* **Task requirements**
Read the records below and report each line in which "into" occurs.

BEGIN Extracted information

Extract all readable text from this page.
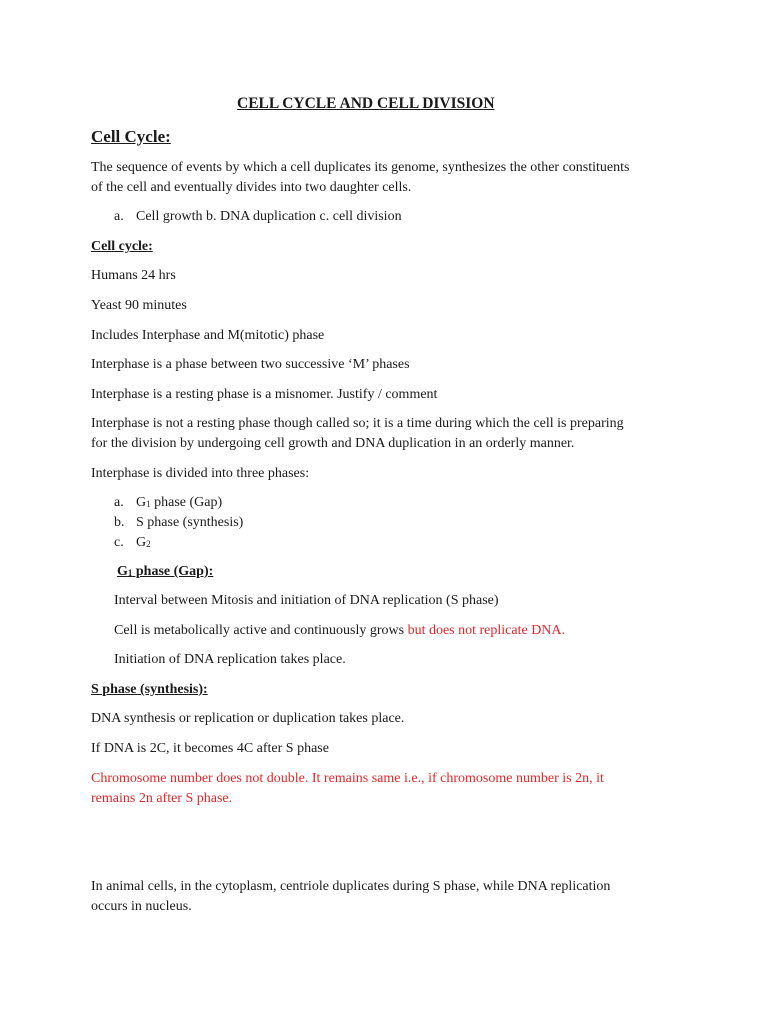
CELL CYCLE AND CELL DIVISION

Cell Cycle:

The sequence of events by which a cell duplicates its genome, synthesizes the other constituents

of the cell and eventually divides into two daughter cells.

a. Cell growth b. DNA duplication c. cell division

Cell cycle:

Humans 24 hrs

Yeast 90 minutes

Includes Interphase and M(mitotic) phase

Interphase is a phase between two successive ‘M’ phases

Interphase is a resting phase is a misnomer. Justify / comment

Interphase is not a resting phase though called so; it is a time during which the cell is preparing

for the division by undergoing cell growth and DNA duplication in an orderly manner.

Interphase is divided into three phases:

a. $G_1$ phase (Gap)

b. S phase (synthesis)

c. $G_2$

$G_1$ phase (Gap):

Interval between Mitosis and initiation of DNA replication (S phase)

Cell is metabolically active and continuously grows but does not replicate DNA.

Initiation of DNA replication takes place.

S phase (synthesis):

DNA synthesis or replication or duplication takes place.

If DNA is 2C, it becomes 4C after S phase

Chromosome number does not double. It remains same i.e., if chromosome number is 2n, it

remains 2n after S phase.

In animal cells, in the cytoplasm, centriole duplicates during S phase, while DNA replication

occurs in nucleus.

END Extracted information

* **Finished task**
of the cell and eventually divides into two daughter cells.
Interphase is divided into three phases:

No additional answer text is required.